* _RECORDS_:
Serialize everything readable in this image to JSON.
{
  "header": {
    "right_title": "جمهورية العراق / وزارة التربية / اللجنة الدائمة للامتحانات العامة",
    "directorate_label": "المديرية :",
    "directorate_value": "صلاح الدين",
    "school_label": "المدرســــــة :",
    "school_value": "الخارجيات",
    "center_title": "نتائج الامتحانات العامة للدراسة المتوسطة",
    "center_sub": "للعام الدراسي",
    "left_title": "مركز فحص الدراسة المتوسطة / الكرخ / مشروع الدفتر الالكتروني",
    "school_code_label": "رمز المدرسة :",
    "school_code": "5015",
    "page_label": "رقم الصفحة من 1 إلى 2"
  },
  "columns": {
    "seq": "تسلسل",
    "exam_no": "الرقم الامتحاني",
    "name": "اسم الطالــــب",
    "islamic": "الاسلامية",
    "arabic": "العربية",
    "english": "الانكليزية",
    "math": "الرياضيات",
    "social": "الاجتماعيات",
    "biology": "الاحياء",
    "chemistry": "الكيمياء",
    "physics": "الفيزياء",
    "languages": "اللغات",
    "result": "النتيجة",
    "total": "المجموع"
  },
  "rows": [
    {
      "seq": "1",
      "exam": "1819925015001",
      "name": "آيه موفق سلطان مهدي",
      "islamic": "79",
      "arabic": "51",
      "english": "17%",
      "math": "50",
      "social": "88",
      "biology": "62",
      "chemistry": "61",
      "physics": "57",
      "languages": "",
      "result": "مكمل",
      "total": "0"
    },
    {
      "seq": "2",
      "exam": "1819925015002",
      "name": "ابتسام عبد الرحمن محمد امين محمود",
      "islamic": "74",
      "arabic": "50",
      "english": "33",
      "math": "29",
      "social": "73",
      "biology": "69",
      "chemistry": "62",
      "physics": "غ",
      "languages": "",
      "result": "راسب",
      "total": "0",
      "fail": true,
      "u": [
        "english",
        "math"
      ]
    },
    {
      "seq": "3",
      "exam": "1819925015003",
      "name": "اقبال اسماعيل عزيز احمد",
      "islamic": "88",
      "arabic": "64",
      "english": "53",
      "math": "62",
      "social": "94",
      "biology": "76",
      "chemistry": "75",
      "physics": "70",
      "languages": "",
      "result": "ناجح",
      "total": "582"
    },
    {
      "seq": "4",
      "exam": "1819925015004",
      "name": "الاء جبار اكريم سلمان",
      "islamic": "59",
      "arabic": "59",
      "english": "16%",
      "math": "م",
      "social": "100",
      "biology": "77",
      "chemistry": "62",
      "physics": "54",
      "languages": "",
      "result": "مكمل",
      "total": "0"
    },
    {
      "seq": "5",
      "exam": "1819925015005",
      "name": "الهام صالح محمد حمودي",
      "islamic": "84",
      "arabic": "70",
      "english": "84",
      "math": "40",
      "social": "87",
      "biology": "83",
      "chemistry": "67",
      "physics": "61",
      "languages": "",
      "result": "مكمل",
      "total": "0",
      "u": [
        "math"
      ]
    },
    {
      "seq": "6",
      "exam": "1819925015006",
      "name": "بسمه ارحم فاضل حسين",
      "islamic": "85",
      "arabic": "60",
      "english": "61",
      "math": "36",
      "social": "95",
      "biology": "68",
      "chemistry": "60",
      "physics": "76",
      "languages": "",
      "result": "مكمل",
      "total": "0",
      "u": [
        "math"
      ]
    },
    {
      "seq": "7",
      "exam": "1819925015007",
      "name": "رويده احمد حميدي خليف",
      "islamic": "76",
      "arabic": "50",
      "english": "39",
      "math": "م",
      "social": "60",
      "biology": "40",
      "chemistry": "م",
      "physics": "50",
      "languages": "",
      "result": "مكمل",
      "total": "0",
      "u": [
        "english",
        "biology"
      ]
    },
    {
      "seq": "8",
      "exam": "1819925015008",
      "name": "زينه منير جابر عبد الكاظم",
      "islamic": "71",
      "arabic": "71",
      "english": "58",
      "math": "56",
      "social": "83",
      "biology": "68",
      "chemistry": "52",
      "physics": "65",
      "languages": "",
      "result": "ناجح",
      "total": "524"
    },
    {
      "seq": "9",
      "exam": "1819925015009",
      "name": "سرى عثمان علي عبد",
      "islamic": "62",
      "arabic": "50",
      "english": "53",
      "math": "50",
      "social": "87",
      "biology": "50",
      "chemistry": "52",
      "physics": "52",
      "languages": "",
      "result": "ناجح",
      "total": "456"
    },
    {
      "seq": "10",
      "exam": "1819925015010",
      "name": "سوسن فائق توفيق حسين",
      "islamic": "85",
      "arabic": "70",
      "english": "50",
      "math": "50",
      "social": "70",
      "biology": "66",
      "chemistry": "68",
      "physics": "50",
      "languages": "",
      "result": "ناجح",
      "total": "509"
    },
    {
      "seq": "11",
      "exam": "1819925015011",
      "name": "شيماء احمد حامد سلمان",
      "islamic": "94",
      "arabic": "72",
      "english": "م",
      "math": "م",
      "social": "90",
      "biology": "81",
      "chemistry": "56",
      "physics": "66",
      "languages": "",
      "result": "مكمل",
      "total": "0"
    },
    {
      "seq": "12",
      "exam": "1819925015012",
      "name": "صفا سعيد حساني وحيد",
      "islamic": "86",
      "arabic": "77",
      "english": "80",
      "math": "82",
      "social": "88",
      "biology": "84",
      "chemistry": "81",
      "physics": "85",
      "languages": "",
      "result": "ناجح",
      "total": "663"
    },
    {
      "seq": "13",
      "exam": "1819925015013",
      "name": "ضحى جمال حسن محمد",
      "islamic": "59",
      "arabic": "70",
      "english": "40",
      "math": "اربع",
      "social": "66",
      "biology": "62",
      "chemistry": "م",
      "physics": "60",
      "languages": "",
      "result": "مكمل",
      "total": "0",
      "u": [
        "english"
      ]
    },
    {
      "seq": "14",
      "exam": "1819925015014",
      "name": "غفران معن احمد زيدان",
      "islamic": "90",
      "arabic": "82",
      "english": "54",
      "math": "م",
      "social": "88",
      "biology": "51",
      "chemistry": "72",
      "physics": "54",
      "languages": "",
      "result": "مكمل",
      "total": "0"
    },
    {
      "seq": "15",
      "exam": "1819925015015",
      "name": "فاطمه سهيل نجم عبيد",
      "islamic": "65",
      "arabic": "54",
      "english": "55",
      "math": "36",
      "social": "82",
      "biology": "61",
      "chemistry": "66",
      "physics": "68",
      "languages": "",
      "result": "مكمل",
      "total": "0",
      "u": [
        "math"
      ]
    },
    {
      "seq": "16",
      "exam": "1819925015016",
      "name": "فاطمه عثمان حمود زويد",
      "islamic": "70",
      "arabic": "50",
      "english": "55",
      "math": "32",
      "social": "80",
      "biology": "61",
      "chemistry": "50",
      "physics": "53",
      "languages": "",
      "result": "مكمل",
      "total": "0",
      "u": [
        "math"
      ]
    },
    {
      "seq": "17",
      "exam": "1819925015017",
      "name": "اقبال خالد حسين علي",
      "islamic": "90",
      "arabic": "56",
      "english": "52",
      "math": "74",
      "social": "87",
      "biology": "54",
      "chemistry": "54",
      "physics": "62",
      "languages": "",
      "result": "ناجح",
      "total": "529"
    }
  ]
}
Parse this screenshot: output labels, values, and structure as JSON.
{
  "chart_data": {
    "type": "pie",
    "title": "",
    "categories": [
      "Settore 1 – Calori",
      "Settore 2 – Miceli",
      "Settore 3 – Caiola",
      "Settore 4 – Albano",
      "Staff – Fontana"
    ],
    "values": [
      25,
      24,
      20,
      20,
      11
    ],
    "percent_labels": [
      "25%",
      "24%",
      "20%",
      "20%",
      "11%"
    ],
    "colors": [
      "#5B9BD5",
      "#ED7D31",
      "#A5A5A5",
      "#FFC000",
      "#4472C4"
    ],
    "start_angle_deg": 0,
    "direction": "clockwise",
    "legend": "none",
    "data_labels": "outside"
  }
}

* _WHAT IS REQUIRED_:
Transcribe the whole listing exactly.

* _EXERCISE SOLUTION_:
Serialize everything readable in this image to JSON.
{
  "header": {
    "right_title": "جمهورية العراق / وزارة التربية / اللجنة الدائمة للامتحانات العامة",
    "directorate_label": "المديرية :",
    "directorate_value": "صلاح الدين",
    "school_label": "المدرســــــة :",
    "school_value": "الخارجيات",
    "center_title": "نتائج الامتحانات العامة للدراسة المتوسطة",
    "center_sub": "للعام الدراسي",
    "left_title": "مركز فحص الدراسة المتوسطة / الكرخ / مشروع الدفتر الالكتروني",
    "school_code_label": "رمز المدرسة :",
    "school_code": "5015",
    "page_label": "رقم الصفحة من 1 إلى 2"
  },
  "columns": {
    "seq": "تسلسل",
    "exam_no": "الرقم الامتحاني",
    "name": "اسم الطالــــب",
    "islamic": "الاسلامية",
    "arabic": "العربية",
    "english": "الانكليزية",
    "math": "الرياضيات",
    "social": "الاجتماعيات",
    "biology": "الاحياء",
    "chemistry": "الكيمياء",
    "physics": "الفيزياء",
    "languages": "اللغات",
    "result": "النتيجة",
    "total": "المجموع"
  },
  "rows": [
    {
      "seq": "1",
      "exam": "1819925015001",
      "name": "آيه موفق سلطان مهدي",
      "islamic": "79",
      "arabic": "51",
      "english": "17%",
      "math": "50",
      "social": "88",
      "biology": "62",
      "chemistry": "61",
      "physics": "57",
      "languages": "",
      "result": "مكمل",
      "total": "0"
    },
    {
      "seq": "2",
      "exam": "1819925015002",
      "name": "ابتسام عبد الرحمن محمد امين محمود",
      "islamic": "74",
      "arabic": "50",
      "english": "33",
      "math": "29",
      "social": "73",
      "biology": "69",
      "chemistry": "62",
      "physics": "غ",
      "languages": "",
      "result": "راسب",
      "total": "0",
      "fail": true,
      "u": [
        "english",
        "math"
      ]
    },
    {
      "seq": "3",
      "exam": "1819925015003",
      "name": "اقبال اسماعيل عزيز احمد",
      "islamic": "88",
      "arabic": "64",
      "english": "53",
      "math": "62",
      "social": "94",
      "biology": "76",
      "chemistry": "75",
      "physics": "70",
      "languages": "",
      "result": "ناجح",
      "total": "582"
    },
    {
      "seq": "4",
      "exam": "1819925015004",
      "name": "الاء جبار اكريم سلمان",
      "islamic": "59",
      "arabic": "59",
      "english": "16%",
      "math": "م",
      "social": "100",
      "biology": "77",
      "chemistry": "62",
      "physics": "54",
      "languages": "",
      "result": "مكمل",
      "total": "0"
    },
    {
      "seq": "5",
      "exam": "1819925015005",
      "name": "الهام صالح محمد حمودي",
      "islamic": "84",
      "arabic": "70",
      "english": "84",
      "math": "40",
      "social": "87",
      "biology": "83",
      "chemistry": "67",
      "physics": "61",
      "languages": "",
      "result": "مكمل",
      "total": "0",
      "u": [
        "math"
      ]
    },
    {
      "seq": "6",
      "exam": "1819925015006",
      "name": "بسمه ارحم فاضل حسين",
      "islamic": "85",
      "arabic": "60",
      "english": "61",
      "math": "36",
      "social": "95",
      "biology": "68",
      "chemistry": "60",
      "physics": "76",
      "languages": "",
      "result": "مكمل",
      "total": "0",
      "u": [
        "math"
      ]
    },
    {
      "seq": "7",
      "exam": "1819925015007",
      "name": "رويده احمد حميدي خليف",
      "islamic": "76",
      "arabic": "50",
      "english": "39",
      "math": "م",
      "social": "60",
      "biology": "40",
      "chemistry": "م",
      "physics": "50",
      "languages": "",
      "result": "مكمل",
      "total": "0",
      "u": [
        "english",
        "biology"
      ]
    },
    {
      "seq": "8",
      "exam": "1819925015008",
      "name": "زينه منير جابر عبد الكاظم",
      "islamic": "71",
      "arabic": "71",
      "english": "58",
      "math": "56",
      "social": "83",
      "biology": "68",
      "chemistry": "52",
      "physics": "65",
      "languages": "",
      "result": "ناجح",
      "total": "524"
    },
    {
      "seq": "9",
      "exam": "1819925015009",
      "name": "سرى عثمان علي عبد",
      "islamic": "62",
      "arabic": "50",
      "english": "53",
      "math": "50",
      "social": "87",
      "biology": "50",
      "chemistry": "52",
      "physics": "52",
      "languages": "",
      "result": "ناجح",
      "total": "456"
    },
    {
      "seq": "10",
      "exam": "1819925015010",
      "name": "سوسن فائق توفيق حسين",
      "islamic": "85",
      "arabic": "70",
      "english": "50",
      "math": "50",
      "social": "70",
      "biology": "66",
      "chemistry": "68",
      "physics": "50",
      "languages": "",
      "result": "ناجح",
      "total": "509"
    },
    {
      "seq": "11",
      "exam": "1819925015011",
      "name": "شيماء احمد حامد سلمان",
      "islamic": "94",
      "arabic": "72",
      "english": "م",
      "math": "م",
      "social": "90",
      "biology": "81",
      "chemistry": "56",
      "physics": "66",
      "languages": "",
      "result": "مكمل",
      "total": "0"
    },
    {
      "seq": "12",
      "exam": "1819925015012",
      "name": "صفا سعيد حساني وحيد",
      "islamic": "86",
      "arabic": "77",
      "english": "80",
      "math": "82",
      "social": "88",
      "biology": "84",
      "chemistry": "81",
      "physics": "85",
      "languages": "",
      "result": "ناجح",
      "total": "663"
    },
    {
      "seq": "13",
      "exam": "1819925015013",
      "name": "ضحى جمال حسن محمد",
      "islamic": "59",
      "arabic": "70",
      "english": "40",
      "math": "اربع",
      "social": "66",
      "biology": "62",
      "chemistry": "م",
      "physics": "60",
      "languages": "",
      "result": "مكمل",
      "total": "0",
      "u": [
        "english"
      ]
    },
    {
      "seq": "14",
      "exam": "1819925015014",
      "name": "غفران معن احمد زيدان",
      "islamic": "90",
      "arabic": "82",
      "english": "54",
      "math": "م",
      "social": "88",
      "biology": "51",
      "chemistry": "72",
      "physics": "54",
      "languages": "",
      "result": "مكمل",
      "total": "0"
    },
    {
      "seq": "15",
      "exam": "1819925015015",
      "name": "فاطمه سهيل نجم عبيد",
      "islamic": "65",
      "arabic": "54",
      "english": "55",
      "math": "36",
      "social": "82",
      "biology": "61",
      "chemistry": "66",
      "physics": "68",
      "languages": "",
      "result": "مكمل",
      "total": "0",
      "u": [
        "math"
      ]
    },
    {
      "seq": "16",
      "exam": "1819925015016",
      "name": "فاطمه عثمان حمود زويد",
      "islamic": "70",
      "arabic": "50",
      "english": "55",
      "math": "32",
      "social": "80",
      "biology": "61",
      "chemistry": "50",
      "physics": "53",
      "languages": "",
      "result": "مكمل",
      "total": "0",
      "u": [
        "math"
      ]
    },
    {
      "seq": "17",
      "exam": "1819925015017",
      "name": "اقبال خالد حسين علي",
      "islamic": "90",
      "arabic": "56",
      "english": "52",
      "math": "74",
      "social": "87",
      "biology": "54",
      "chemistry": "54",
      "physics": "62",
      "languages": "",
      "result": "ناجح",
      "total": "529"
    }
  ]
}
Parse this screenshot: output labels, values, and structure as JSON.
{
  "chart_data": {
    "type": "pie",
    "title": "",
    "categories": [
      "Settore 1 – Calori",
      "Settore 2 – Miceli",
      "Settore 3 – Caiola",
      "Settore 4 – Albano",
      "Staff – Fontana"
    ],
    "values": [
      25,
      24,
      20,
      20,
      11
    ],
    "percent_labels": [
      "25%",
      "24%",
      "20%",
      "20%",
      "11%"
    ],
    "colors": [
      "#5B9BD5",
      "#ED7D31",
      "#A5A5A5",
      "#FFC000",
      "#4472C4"
    ],
    "start_angle_deg": 0,
    "direction": "clockwise",
    "legend": "none",
    "data_labels": "outside"
  }
}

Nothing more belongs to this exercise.